— START OF Given records —

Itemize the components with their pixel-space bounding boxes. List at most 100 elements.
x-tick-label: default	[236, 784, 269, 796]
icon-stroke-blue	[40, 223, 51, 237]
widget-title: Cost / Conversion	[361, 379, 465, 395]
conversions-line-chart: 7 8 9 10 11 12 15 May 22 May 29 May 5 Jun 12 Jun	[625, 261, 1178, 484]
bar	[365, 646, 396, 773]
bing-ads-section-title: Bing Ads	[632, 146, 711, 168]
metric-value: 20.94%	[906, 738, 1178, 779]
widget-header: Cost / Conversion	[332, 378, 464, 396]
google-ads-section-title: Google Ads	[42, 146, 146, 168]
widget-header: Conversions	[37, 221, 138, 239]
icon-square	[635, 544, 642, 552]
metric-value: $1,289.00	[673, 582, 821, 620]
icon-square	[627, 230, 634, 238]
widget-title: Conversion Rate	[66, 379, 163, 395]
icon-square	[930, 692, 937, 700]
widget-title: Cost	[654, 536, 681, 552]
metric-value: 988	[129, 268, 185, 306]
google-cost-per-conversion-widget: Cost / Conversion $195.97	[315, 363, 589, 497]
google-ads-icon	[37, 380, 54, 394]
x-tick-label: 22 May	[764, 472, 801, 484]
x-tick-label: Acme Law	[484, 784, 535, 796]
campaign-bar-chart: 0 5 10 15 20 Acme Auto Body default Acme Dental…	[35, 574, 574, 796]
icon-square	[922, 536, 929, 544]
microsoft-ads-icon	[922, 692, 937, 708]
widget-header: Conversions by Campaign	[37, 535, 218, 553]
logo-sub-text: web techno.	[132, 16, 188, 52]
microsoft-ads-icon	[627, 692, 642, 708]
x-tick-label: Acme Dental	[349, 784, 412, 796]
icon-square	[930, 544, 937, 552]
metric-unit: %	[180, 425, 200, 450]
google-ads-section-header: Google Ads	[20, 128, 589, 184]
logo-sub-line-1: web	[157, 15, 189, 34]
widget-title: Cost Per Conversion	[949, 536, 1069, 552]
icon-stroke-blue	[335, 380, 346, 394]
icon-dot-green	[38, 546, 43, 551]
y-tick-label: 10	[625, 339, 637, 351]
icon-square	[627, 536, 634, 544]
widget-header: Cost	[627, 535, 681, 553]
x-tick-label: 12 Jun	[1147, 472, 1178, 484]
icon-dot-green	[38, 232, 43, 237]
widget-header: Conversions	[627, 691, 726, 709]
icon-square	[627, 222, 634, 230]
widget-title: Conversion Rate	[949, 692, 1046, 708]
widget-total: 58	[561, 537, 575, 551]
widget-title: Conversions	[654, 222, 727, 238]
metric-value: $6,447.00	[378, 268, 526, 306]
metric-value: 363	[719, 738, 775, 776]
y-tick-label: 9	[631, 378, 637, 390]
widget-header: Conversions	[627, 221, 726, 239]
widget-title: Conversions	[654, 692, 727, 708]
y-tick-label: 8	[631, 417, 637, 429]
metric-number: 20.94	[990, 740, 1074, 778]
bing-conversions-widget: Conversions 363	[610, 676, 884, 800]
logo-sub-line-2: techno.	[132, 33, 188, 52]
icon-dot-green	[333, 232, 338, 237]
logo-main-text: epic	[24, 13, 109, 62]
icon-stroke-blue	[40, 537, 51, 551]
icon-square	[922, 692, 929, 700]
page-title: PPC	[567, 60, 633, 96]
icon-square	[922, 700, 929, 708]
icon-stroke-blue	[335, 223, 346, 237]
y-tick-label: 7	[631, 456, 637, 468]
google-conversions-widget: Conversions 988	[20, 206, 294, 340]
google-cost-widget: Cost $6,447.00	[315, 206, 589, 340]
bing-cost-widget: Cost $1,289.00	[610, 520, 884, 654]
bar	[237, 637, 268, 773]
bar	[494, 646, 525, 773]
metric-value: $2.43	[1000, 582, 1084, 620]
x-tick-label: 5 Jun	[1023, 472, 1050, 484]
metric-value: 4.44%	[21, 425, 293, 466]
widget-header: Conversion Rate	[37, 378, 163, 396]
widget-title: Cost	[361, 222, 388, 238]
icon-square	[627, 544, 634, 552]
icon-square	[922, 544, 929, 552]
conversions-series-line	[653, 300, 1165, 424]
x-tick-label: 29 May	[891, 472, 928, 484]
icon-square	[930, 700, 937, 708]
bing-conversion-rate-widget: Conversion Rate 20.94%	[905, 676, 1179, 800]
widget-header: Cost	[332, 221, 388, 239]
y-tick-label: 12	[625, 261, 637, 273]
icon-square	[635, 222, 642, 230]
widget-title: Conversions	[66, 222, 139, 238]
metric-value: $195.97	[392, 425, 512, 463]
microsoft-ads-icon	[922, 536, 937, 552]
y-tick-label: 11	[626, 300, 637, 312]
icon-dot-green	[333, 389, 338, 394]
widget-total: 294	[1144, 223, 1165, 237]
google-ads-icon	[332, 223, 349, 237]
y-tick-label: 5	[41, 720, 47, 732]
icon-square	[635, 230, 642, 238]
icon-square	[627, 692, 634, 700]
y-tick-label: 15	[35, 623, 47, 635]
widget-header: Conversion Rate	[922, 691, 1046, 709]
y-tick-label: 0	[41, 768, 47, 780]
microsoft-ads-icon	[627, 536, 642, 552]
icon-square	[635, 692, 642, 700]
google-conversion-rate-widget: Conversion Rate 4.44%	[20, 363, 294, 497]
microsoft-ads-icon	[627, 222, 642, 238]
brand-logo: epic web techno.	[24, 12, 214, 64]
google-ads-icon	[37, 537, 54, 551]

— END OF Given records —

_Written instruction_:
In the lines above, swap every "Cost / Conversion" for "Cost per Conversion" and give them again with nothing else changed.

_Output of the task_:
Itemize the components with their pixel-space bounding boxes. List at most 100 elements.
x-tick-label: default	[236, 784, 269, 796]
icon-stroke-blue	[40, 223, 51, 237]
widget-title: Cost per Conversion	[361, 379, 465, 395]
conversions-line-chart: 7 8 9 10 11 12 15 May 22 May 29 May 5 Jun 12 Jun	[625, 261, 1178, 484]
bar	[365, 646, 396, 773]
bing-ads-section-title: Bing Ads	[632, 146, 711, 168]
metric-value: 20.94%	[906, 738, 1178, 779]
widget-header: Cost per Conversion	[332, 378, 464, 396]
google-ads-section-title: Google Ads	[42, 146, 146, 168]
widget-header: Conversions	[37, 221, 138, 239]
icon-square	[635, 544, 642, 552]
metric-value: $1,289.00	[673, 582, 821, 620]
icon-square	[627, 230, 634, 238]
widget-title: Conversion Rate	[66, 379, 163, 395]
icon-square	[930, 692, 937, 700]
widget-title: Cost	[654, 536, 681, 552]
metric-value: 988	[129, 268, 185, 306]
google-cost-per-conversion-widget: Cost per Conversion $195.97	[315, 363, 589, 497]
google-ads-icon	[37, 380, 54, 394]
x-tick-label: 22 May	[764, 472, 801, 484]
x-tick-label: Acme Law	[484, 784, 535, 796]
campaign-bar-chart: 0 5 10 15 20 Acme Auto Body default Acme Dental…	[35, 574, 574, 796]
icon-square	[922, 536, 929, 544]
microsoft-ads-icon	[922, 692, 937, 708]
widget-header: Conversions by Campaign	[37, 535, 218, 553]
logo-sub-text: web techno.	[132, 16, 188, 52]
microsoft-ads-icon	[627, 692, 642, 708]
x-tick-label: Acme Dental	[349, 784, 412, 796]
icon-square	[930, 544, 937, 552]
metric-unit: %	[180, 425, 200, 450]
google-ads-section-header: Google Ads	[20, 128, 589, 184]
logo-sub-line-1: web	[157, 15, 189, 34]
widget-title: Cost Per Conversion	[949, 536, 1069, 552]
icon-stroke-blue	[335, 380, 346, 394]
icon-dot-green	[38, 546, 43, 551]
y-tick-label: 10	[625, 339, 637, 351]
icon-square	[627, 536, 634, 544]
widget-header: Cost	[627, 535, 681, 553]
x-tick-label: 12 Jun	[1147, 472, 1178, 484]
icon-dot-green	[38, 232, 43, 237]
widget-header: Conversions	[627, 691, 726, 709]
icon-square	[627, 222, 634, 230]
widget-title: Conversion Rate	[949, 692, 1046, 708]
widget-total: 58	[561, 537, 575, 551]
widget-title: Conversions	[654, 222, 727, 238]
metric-value: $6,447.00	[378, 268, 526, 306]
metric-value: 363	[719, 738, 775, 776]
y-tick-label: 9	[631, 378, 637, 390]
widget-header: Conversions	[627, 221, 726, 239]
widget-title: Conversions	[654, 692, 727, 708]
y-tick-label: 8	[631, 417, 637, 429]
metric-number: 20.94	[990, 740, 1074, 778]
bing-conversions-widget: Conversions 363	[610, 676, 884, 800]
logo-sub-line-2: techno.	[132, 33, 188, 52]
icon-dot-green	[333, 232, 338, 237]
logo-main-text: epic	[24, 13, 109, 62]
icon-stroke-blue	[40, 537, 51, 551]
icon-square	[922, 692, 929, 700]
page-title: PPC	[567, 60, 633, 96]
icon-square	[922, 700, 929, 708]
icon-stroke-blue	[335, 223, 346, 237]
y-tick-label: 7	[631, 456, 637, 468]
google-conversions-widget: Conversions 988	[20, 206, 294, 340]
google-cost-widget: Cost $6,447.00	[315, 206, 589, 340]
bing-cost-widget: Cost $1,289.00	[610, 520, 884, 654]
bar	[237, 637, 268, 773]
bar	[494, 646, 525, 773]
metric-value: $2.43	[1000, 582, 1084, 620]
x-tick-label: 5 Jun	[1023, 472, 1050, 484]
metric-value: 4.44%	[21, 425, 293, 466]
widget-header: Conversion Rate	[37, 378, 163, 396]
widget-title: Cost	[361, 222, 388, 238]
icon-square	[627, 544, 634, 552]
icon-square	[922, 544, 929, 552]
conversions-series-line	[653, 300, 1165, 424]
x-tick-label: 29 May	[891, 472, 928, 484]
icon-square	[930, 700, 937, 708]
bing-conversion-rate-widget: Conversion Rate 20.94%	[905, 676, 1179, 800]
widget-header: Cost	[332, 221, 388, 239]
y-tick-label: 12	[625, 261, 637, 273]
icon-square	[635, 222, 642, 230]
widget-title: Conversions	[66, 222, 139, 238]
metric-value: $195.97	[392, 425, 512, 463]
microsoft-ads-icon	[922, 536, 937, 552]
y-tick-label: 11	[626, 300, 637, 312]
icon-dot-green	[333, 389, 338, 394]
widget-total: 294	[1144, 223, 1165, 237]
google-ads-icon	[332, 223, 349, 237]
y-tick-label: 5	[41, 720, 47, 732]
icon-square	[635, 230, 642, 238]
icon-square	[627, 692, 634, 700]
y-tick-label: 15	[35, 623, 47, 635]
widget-header: Conversion Rate	[922, 691, 1046, 709]
y-tick-label: 0	[41, 768, 47, 780]
microsoft-ads-icon	[627, 536, 642, 552]
icon-square	[635, 692, 642, 700]
google-conversion-rate-widget: Conversion Rate 4.44%	[20, 363, 294, 497]
microsoft-ads-icon	[627, 222, 642, 238]
brand-logo: epic web techno.	[24, 12, 214, 64]
google-ads-icon	[37, 537, 54, 551]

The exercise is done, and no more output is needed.